** START DATA PROVIDED **

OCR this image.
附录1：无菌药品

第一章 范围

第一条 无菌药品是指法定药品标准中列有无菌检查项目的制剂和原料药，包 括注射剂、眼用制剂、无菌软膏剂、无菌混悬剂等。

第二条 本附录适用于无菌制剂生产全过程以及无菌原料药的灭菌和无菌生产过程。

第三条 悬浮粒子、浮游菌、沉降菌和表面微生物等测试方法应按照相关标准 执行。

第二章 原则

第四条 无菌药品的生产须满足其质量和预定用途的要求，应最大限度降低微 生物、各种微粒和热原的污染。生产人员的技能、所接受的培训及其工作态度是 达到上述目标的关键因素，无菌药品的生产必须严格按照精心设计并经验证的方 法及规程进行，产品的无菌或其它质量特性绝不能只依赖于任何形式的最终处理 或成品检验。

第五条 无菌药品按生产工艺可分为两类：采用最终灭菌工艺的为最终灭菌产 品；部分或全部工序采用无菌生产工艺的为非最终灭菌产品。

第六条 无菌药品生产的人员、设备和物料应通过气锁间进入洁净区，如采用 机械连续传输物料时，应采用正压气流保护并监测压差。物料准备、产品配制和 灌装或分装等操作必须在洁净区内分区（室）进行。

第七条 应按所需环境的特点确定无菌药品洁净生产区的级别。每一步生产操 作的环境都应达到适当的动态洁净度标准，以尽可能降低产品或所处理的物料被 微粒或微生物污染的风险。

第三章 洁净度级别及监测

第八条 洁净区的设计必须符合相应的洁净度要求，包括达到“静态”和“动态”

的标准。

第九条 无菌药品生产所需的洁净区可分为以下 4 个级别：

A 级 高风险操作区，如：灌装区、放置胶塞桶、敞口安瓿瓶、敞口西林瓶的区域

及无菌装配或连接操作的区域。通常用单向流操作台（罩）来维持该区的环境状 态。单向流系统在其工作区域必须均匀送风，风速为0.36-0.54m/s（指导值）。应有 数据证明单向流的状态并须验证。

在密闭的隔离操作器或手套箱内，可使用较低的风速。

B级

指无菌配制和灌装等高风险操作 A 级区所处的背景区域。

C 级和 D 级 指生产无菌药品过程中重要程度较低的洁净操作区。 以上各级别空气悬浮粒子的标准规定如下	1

** END DATA PROVIDED **
** START DATA PROVIDED **

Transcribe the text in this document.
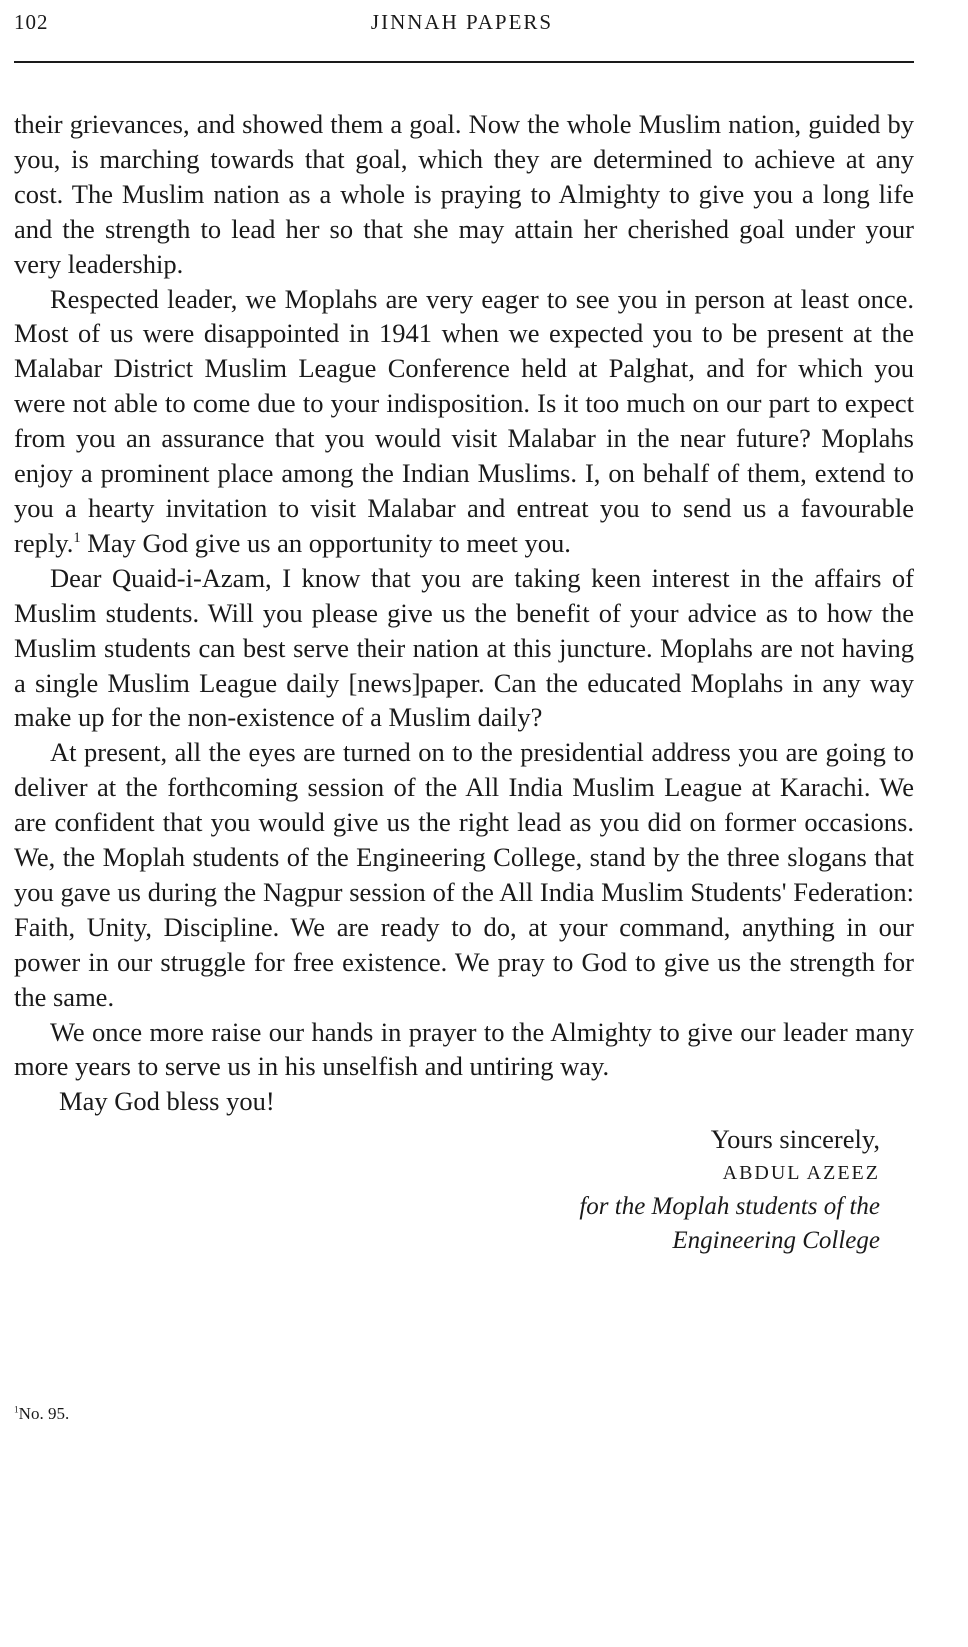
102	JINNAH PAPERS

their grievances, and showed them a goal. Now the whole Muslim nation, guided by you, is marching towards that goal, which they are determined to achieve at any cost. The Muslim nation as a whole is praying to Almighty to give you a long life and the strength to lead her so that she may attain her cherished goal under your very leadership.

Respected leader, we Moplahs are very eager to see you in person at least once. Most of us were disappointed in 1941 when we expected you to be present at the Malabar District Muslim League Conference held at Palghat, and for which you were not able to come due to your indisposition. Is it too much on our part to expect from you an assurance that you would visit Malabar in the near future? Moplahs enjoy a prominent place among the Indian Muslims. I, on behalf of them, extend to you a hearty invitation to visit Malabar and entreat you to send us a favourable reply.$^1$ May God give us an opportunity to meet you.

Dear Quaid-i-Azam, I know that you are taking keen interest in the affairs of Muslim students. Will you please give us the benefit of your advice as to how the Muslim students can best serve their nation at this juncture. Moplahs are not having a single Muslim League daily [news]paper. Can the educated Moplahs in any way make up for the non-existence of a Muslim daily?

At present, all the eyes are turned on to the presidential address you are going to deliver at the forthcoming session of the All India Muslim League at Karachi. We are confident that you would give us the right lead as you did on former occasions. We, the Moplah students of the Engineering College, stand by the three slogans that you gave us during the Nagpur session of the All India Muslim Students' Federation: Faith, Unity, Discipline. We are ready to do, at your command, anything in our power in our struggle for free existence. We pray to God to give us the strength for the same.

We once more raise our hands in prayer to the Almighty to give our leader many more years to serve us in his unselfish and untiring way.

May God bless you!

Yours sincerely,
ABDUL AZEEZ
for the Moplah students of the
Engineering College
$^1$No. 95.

** END DATA PROVIDED **

• _THE TASK_
Copy out each line of the data containing the string "existence".

• _FULL OUTPUT_
Dear Quaid-i-Azam, I know that you are taking keen interest in the affairs of Muslim students. Will you please give us the benefit of your advice as to how the Muslim students can best serve their nation at this juncture. Moplahs are not having a single Muslim League daily [news]paper. Can the educated Moplahs in any way make up for the non-existence of a Muslim daily?
At present, all the eyes are turned on to the presidential address you are going to deliver at the forthcoming session of the All India Muslim League at Karachi. We are confident that you would give us the right lead as you did on former occasions. We, the Moplah students of the Engineering College, stand by the three slogans that you gave us during the Nagpur session of the All India Muslim Students' Federation: Faith, Unity, Discipline. We are ready to do, at your command, anything in our power in our struggle for free existence. We pray to God to give us the strength for the same.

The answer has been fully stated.